▸ **Exercise description**: Every entry that follows needs to be repeated exactly.

begin

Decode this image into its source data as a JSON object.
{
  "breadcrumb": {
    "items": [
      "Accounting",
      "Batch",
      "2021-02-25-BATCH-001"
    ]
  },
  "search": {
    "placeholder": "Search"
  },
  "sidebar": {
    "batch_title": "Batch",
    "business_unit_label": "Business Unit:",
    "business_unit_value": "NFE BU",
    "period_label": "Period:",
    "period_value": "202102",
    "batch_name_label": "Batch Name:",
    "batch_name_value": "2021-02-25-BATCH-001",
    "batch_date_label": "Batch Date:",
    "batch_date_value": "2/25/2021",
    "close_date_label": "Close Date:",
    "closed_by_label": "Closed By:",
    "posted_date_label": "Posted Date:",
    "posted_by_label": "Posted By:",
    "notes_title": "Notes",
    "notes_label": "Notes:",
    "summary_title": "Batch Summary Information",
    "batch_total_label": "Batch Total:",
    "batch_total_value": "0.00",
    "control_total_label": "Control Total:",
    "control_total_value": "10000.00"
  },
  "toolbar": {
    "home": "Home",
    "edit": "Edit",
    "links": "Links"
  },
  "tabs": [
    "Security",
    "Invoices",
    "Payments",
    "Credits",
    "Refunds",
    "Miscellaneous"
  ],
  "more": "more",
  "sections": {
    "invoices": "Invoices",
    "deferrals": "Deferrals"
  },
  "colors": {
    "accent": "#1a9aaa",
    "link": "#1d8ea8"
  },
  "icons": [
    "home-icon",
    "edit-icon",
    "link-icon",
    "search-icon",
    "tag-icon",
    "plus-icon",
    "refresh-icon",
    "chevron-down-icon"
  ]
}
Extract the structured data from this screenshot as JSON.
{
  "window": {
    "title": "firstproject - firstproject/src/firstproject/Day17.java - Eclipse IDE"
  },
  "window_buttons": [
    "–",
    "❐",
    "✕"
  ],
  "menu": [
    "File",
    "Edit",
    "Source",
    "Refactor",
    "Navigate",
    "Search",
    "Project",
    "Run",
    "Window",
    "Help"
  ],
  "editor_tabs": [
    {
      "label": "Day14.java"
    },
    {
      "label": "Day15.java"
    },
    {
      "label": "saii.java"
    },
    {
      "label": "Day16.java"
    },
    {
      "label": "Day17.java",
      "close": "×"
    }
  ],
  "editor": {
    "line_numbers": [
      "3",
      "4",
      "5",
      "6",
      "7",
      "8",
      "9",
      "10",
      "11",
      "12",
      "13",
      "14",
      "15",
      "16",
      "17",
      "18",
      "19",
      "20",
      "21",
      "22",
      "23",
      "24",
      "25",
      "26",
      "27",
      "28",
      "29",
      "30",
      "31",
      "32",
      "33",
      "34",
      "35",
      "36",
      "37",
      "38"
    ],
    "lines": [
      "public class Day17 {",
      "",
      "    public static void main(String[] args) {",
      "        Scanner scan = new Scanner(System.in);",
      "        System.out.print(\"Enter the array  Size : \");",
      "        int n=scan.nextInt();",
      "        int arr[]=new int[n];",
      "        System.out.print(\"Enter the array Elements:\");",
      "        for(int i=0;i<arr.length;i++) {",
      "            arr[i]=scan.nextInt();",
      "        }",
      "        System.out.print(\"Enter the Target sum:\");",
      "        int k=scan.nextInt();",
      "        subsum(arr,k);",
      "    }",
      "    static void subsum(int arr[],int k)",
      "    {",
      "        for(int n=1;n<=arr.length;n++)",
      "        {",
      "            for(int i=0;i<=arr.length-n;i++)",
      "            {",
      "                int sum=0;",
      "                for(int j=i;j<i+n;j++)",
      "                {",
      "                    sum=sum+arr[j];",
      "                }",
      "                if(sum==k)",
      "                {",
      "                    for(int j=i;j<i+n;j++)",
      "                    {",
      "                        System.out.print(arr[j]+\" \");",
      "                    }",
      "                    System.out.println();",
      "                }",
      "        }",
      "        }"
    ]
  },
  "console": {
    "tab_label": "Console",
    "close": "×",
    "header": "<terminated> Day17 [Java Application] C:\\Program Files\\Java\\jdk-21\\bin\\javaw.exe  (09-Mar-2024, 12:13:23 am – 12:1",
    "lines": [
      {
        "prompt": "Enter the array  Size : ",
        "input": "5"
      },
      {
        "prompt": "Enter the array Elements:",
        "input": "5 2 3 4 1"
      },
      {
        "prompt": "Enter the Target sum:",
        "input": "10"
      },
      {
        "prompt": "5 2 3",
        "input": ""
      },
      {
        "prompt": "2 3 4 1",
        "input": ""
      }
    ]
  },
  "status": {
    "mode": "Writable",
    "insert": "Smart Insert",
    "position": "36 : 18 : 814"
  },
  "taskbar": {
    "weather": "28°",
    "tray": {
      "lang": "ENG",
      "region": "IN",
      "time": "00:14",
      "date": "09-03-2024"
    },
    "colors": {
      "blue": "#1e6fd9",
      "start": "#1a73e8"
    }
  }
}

end

▸ **Exercise result**:
Decode this image into its source data as a JSON object.
{
  "breadcrumb": {
    "items": [
      "Accounting",
      "Batch",
      "2021-02-25-BATCH-001"
    ]
  },
  "search": {
    "placeholder": "Search"
  },
  "sidebar": {
    "batch_title": "Batch",
    "business_unit_label": "Business Unit:",
    "business_unit_value": "NFE BU",
    "period_label": "Period:",
    "period_value": "202102",
    "batch_name_label": "Batch Name:",
    "batch_name_value": "2021-02-25-BATCH-001",
    "batch_date_label": "Batch Date:",
    "batch_date_value": "2/25/2021",
    "close_date_label": "Close Date:",
    "closed_by_label": "Closed By:",
    "posted_date_label": "Posted Date:",
    "posted_by_label": "Posted By:",
    "notes_title": "Notes",
    "notes_label": "Notes:",
    "summary_title": "Batch Summary Information",
    "batch_total_label": "Batch Total:",
    "batch_total_value": "0.00",
    "control_total_label": "Control Total:",
    "control_total_value": "10000.00"
  },
  "toolbar": {
    "home": "Home",
    "edit": "Edit",
    "links": "Links"
  },
  "tabs": [
    "Security",
    "Invoices",
    "Payments",
    "Credits",
    "Refunds",
    "Miscellaneous"
  ],
  "more": "more",
  "sections": {
    "invoices": "Invoices",
    "deferrals": "Deferrals"
  },
  "colors": {
    "accent": "#1a9aaa",
    "link": "#1d8ea8"
  },
  "icons": [
    "home-icon",
    "edit-icon",
    "link-icon",
    "search-icon",
    "tag-icon",
    "plus-icon",
    "refresh-icon",
    "chevron-down-icon"
  ]
}
Extract the structured data from this screenshot as JSON.
{
  "window": {
    "title": "firstproject - firstproject/src/firstproject/Day17.java - Eclipse IDE"
  },
  "window_buttons": [
    "–",
    "❐",
    "✕"
  ],
  "menu": [
    "File",
    "Edit",
    "Source",
    "Refactor",
    "Navigate",
    "Search",
    "Project",
    "Run",
    "Window",
    "Help"
  ],
  "editor_tabs": [
    {
      "label": "Day14.java"
    },
    {
      "label": "Day15.java"
    },
    {
      "label": "saii.java"
    },
    {
      "label": "Day16.java"
    },
    {
      "label": "Day17.java",
      "close": "×"
    }
  ],
  "editor": {
    "line_numbers": [
      "3",
      "4",
      "5",
      "6",
      "7",
      "8",
      "9",
      "10",
      "11",
      "12",
      "13",
      "14",
      "15",
      "16",
      "17",
      "18",
      "19",
      "20",
      "21",
      "22",
      "23",
      "24",
      "25",
      "26",
      "27",
      "28",
      "29",
      "30",
      "31",
      "32",
      "33",
      "34",
      "35",
      "36",
      "37",
      "38"
    ],
    "lines": [
      "public class Day17 {",
      "",
      "    public static void main(String[] args) {",
      "        Scanner scan = new Scanner(System.in);",
      "        System.out.print(\"Enter the array  Size : \");",
      "        int n=scan.nextInt();",
      "        int arr[]=new int[n];",
      "        System.out.print(\"Enter the array Elements:\");",
      "        for(int i=0;i<arr.length;i++) {",
      "            arr[i]=scan.nextInt();",
      "        }",
      "        System.out.print(\"Enter the Target sum:\");",
      "        int k=scan.nextInt();",
      "        subsum(arr,k);",
      "    }",
      "    static void subsum(int arr[],int k)",
      "    {",
      "        for(int n=1;n<=arr.length;n++)",
      "        {",
      "            for(int i=0;i<=arr.length-n;i++)",
      "            {",
      "                int sum=0;",
      "                for(int j=i;j<i+n;j++)",
      "                {",
      "                    sum=sum+arr[j];",
      "                }",
      "                if(sum==k)",
      "                {",
      "                    for(int j=i;j<i+n;j++)",
      "                    {",
      "                        System.out.print(arr[j]+\" \");",
      "                    }",
      "                    System.out.println();",
      "                }",
      "        }",
      "        }"
    ]
  },
  "console": {
    "tab_label": "Console",
    "close": "×",
    "header": "<terminated> Day17 [Java Application] C:\\Program Files\\Java\\jdk-21\\bin\\javaw.exe  (09-Mar-2024, 12:13:23 am – 12:1",
    "lines": [
      {
        "prompt": "Enter the array  Size : ",
        "input": "5"
      },
      {
        "prompt": "Enter the array Elements:",
        "input": "5 2 3 4 1"
      },
      {
        "prompt": "Enter the Target sum:",
        "input": "10"
      },
      {
        "prompt": "5 2 3",
        "input": ""
      },
      {
        "prompt": "2 3 4 1",
        "input": ""
      }
    ]
  },
  "status": {
    "mode": "Writable",
    "insert": "Smart Insert",
    "position": "36 : 18 : 814"
  },
  "taskbar": {
    "weather": "28°",
    "tray": {
      "lang": "ENG",
      "region": "IN",
      "time": "00:14",
      "date": "09-03-2024"
    },
    "colors": {
      "blue": "#1e6fd9",
      "start": "#1a73e8"
    }
  }
}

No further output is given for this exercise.